**Your task**. Reproduce the rows below word for word. Begin at the first row and stop after the line that contains "answer-line: 答案：C [188, 1058, 292, 1090]", including both ends.

-- BEGIN Material shown --

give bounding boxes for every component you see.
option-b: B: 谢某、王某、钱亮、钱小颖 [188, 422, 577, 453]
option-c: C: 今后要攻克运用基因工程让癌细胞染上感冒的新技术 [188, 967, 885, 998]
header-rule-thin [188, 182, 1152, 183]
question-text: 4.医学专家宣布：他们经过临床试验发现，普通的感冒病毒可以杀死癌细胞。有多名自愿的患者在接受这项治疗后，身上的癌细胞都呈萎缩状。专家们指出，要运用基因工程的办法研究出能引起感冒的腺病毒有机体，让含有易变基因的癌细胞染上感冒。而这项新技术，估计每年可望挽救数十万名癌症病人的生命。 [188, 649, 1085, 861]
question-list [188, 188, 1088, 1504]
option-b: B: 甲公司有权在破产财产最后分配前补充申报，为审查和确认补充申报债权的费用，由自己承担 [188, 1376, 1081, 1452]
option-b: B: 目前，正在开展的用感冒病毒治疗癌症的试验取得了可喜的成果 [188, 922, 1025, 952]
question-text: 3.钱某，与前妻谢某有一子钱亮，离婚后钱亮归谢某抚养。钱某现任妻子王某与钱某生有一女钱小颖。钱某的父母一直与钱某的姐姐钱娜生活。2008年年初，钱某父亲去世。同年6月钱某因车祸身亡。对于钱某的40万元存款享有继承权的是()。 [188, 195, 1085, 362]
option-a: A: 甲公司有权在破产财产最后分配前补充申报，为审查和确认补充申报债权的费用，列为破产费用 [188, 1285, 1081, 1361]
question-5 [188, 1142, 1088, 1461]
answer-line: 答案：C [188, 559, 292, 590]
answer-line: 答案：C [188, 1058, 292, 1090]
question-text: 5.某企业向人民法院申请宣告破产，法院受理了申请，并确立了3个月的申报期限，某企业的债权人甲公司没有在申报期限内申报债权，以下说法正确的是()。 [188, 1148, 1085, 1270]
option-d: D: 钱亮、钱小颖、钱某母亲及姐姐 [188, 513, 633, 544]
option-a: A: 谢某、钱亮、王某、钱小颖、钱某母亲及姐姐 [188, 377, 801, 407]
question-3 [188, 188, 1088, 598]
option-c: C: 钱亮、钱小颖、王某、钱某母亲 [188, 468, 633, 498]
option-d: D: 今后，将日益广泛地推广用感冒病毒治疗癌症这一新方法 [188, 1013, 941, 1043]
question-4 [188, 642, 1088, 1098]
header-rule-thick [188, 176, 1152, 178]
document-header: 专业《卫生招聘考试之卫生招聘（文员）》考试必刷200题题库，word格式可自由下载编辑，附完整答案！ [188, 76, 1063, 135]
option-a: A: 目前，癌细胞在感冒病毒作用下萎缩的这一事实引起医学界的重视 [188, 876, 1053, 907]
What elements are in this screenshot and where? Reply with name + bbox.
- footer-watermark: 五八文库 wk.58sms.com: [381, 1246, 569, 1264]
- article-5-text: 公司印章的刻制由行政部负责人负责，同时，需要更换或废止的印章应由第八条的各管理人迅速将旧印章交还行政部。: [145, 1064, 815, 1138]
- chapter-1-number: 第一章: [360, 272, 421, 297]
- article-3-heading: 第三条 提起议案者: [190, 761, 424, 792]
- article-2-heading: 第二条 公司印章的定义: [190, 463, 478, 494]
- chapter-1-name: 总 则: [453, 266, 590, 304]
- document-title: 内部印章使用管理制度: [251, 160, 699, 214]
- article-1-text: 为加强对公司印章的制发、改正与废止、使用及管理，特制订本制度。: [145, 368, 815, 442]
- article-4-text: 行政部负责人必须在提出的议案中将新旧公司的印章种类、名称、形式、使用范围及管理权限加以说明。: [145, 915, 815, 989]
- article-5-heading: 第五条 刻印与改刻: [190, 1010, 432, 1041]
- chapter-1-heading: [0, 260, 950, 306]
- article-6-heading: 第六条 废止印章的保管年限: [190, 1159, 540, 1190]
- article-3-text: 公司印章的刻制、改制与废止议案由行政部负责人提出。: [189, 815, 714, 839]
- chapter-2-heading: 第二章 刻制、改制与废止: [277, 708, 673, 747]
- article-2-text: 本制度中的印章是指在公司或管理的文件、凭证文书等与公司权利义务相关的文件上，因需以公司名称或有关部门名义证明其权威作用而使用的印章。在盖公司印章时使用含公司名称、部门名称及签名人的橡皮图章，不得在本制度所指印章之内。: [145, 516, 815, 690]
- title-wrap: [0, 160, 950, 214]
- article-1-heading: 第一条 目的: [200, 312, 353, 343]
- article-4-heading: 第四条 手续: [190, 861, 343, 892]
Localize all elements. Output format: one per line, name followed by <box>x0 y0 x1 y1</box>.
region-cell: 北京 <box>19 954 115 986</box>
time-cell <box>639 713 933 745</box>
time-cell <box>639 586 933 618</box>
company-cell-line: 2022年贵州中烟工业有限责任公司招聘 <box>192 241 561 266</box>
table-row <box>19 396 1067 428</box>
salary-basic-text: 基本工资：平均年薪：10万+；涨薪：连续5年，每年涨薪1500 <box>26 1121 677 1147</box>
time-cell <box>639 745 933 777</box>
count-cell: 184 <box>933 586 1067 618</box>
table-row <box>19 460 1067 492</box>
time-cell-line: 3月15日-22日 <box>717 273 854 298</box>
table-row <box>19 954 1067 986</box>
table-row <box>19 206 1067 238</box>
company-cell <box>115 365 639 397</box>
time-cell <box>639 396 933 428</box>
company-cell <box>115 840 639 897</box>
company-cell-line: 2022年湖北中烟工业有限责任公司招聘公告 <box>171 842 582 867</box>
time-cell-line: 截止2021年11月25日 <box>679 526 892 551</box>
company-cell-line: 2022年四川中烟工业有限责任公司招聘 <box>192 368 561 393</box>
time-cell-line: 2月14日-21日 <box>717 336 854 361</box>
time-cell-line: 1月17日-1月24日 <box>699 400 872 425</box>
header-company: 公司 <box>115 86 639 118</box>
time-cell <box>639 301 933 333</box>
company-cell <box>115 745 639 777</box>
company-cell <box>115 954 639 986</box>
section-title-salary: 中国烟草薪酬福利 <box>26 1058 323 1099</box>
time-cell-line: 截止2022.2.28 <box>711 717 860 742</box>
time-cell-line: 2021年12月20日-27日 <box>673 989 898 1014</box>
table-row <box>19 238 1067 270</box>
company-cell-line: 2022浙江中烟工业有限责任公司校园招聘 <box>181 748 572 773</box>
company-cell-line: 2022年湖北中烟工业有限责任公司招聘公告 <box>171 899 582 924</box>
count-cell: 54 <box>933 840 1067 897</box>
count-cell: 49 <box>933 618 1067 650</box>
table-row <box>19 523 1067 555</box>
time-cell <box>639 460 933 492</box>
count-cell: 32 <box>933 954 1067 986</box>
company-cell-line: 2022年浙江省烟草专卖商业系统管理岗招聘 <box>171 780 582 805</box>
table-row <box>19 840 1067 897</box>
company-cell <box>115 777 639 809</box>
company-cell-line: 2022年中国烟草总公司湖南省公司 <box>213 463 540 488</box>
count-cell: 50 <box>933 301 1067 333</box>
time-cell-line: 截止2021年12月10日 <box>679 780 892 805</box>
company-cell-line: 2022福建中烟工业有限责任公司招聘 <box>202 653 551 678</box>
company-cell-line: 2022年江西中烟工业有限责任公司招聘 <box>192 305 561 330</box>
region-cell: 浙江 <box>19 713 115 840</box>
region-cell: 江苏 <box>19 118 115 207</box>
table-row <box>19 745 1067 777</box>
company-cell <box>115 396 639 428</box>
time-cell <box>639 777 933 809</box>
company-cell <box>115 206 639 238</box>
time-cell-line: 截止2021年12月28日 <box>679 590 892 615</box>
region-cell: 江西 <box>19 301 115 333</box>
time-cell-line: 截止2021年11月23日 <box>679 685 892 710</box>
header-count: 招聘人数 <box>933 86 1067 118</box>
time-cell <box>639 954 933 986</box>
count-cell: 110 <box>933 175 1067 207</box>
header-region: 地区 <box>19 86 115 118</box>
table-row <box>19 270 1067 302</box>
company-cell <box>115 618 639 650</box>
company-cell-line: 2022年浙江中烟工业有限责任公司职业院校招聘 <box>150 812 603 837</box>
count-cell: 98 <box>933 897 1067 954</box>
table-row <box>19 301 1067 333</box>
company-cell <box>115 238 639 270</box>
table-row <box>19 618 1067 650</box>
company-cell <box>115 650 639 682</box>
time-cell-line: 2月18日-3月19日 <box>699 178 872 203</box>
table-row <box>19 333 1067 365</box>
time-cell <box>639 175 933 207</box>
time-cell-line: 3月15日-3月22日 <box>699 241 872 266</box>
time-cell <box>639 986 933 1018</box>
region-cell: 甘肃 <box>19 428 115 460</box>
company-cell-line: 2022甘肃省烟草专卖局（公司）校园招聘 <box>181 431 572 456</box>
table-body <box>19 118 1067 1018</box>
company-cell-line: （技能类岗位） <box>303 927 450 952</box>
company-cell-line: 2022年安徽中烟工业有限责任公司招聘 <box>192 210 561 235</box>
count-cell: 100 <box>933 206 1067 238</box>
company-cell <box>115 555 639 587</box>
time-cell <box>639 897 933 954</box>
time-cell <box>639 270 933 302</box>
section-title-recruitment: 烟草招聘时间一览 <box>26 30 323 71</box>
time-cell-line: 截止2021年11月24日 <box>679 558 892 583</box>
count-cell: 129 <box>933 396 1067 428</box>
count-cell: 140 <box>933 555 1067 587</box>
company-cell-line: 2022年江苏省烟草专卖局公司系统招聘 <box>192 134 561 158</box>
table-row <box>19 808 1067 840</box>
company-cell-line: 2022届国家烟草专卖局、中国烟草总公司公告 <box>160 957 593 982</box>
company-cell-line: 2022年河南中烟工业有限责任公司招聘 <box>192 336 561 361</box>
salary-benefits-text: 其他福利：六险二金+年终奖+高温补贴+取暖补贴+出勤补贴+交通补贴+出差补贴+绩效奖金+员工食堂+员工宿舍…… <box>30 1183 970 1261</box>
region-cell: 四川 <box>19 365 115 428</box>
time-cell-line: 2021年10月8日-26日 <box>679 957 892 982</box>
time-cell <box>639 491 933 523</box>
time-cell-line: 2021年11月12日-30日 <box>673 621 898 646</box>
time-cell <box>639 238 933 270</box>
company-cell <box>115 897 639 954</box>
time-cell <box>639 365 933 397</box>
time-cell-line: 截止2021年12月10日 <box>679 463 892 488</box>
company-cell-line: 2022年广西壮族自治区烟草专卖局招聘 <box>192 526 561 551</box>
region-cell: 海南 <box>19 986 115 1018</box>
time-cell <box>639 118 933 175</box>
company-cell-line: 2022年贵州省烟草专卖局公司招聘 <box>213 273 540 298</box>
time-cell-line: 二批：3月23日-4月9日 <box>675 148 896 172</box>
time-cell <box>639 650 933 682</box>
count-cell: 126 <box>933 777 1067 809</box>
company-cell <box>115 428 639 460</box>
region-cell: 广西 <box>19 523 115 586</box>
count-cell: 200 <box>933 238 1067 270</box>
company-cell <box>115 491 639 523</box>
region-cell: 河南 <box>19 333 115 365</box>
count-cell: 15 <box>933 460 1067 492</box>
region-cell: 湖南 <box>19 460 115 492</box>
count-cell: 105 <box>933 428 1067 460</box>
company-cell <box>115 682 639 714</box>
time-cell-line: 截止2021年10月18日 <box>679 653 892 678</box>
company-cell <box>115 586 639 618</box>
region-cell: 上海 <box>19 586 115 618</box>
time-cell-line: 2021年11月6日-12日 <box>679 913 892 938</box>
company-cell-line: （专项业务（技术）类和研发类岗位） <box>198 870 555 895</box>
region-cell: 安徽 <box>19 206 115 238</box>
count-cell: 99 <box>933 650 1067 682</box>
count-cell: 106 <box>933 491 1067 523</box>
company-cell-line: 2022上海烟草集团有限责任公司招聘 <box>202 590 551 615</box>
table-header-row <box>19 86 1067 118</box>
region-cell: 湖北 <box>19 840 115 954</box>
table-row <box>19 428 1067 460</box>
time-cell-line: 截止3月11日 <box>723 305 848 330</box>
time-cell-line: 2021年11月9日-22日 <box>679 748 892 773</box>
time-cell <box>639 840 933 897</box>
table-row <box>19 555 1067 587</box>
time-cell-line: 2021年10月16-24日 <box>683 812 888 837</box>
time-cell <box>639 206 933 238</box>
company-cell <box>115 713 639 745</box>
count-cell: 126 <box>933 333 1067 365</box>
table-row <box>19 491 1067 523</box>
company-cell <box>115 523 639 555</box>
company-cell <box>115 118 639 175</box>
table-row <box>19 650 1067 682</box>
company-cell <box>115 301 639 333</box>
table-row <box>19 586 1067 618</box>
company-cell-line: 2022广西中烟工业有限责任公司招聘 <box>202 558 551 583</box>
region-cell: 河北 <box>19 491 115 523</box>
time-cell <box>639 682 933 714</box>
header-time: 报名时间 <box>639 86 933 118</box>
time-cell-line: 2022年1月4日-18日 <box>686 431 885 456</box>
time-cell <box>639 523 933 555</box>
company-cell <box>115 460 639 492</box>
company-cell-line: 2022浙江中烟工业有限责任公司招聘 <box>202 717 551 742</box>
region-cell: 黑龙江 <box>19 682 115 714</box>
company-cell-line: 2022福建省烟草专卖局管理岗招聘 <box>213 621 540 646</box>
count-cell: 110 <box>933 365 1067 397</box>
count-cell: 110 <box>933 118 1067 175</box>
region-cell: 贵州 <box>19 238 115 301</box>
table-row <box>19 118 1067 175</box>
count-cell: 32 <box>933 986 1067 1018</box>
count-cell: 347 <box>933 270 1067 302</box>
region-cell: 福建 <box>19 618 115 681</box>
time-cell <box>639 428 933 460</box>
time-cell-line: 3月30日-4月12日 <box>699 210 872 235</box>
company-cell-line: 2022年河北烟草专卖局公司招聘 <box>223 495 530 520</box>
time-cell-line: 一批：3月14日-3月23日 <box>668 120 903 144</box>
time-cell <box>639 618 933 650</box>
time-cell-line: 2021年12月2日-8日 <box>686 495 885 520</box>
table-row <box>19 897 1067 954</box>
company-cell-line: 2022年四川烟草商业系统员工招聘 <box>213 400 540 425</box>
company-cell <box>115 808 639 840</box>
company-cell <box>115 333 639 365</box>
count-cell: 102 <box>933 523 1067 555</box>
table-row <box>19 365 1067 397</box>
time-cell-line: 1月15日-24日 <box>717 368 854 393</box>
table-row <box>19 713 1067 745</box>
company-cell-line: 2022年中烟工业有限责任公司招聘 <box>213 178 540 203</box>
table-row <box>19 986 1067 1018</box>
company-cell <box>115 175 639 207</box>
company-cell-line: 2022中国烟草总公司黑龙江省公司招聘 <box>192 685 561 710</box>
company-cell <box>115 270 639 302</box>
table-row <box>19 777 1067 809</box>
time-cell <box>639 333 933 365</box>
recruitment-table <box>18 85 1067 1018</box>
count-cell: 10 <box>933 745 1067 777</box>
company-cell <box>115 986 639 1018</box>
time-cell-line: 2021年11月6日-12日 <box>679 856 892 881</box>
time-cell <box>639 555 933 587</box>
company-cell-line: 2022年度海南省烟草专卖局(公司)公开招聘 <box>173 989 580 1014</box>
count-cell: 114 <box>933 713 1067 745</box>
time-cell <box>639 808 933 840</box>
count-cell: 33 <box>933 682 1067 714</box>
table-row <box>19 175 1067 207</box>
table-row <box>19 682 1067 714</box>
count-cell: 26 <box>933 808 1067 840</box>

-- END Material shown --

**Output of the task**.
give bounding boxes for every component you see.
option-b: B: 谢某、王某、钱亮、钱小颖 [188, 422, 577, 453]
option-c: C: 今后要攻克运用基因工程让癌细胞染上感冒的新技术 [188, 967, 885, 998]
header-rule-thin [188, 182, 1152, 183]
question-text: 4.医学专家宣布：他们经过临床试验发现，普通的感冒病毒可以杀死癌细胞。有多名自愿的患者在接受这项治疗后，身上的癌细胞都呈萎缩状。专家们指出，要运用基因工程的办法研究出能引起感冒的腺病毒有机体，让含有易变基因的癌细胞染上感冒。而这项新技术，估计每年可望挽救数十万名癌症病人的生命。 [188, 649, 1085, 861]
question-list [188, 188, 1088, 1504]
option-b: B: 甲公司有权在破产财产最后分配前补充申报，为审查和确认补充申报债权的费用，由自己承担 [188, 1376, 1081, 1452]
option-b: B: 目前，正在开展的用感冒病毒治疗癌症的试验取得了可喜的成果 [188, 922, 1025, 952]
question-text: 3.钱某，与前妻谢某有一子钱亮，离婚后钱亮归谢某抚养。钱某现任妻子王某与钱某生有一女钱小颖。钱某的父母一直与钱某的姐姐钱娜生活。2008年年初，钱某父亲去世。同年6月钱某因车祸身亡。对于钱某的40万元存款享有继承权的是()。 [188, 195, 1085, 362]
option-a: A: 甲公司有权在破产财产最后分配前补充申报，为审查和确认补充申报债权的费用，列为破产费用 [188, 1285, 1081, 1361]
question-5 [188, 1142, 1088, 1461]
answer-line: 答案：C [188, 559, 292, 590]
answer-line: 答案：C [188, 1058, 292, 1090]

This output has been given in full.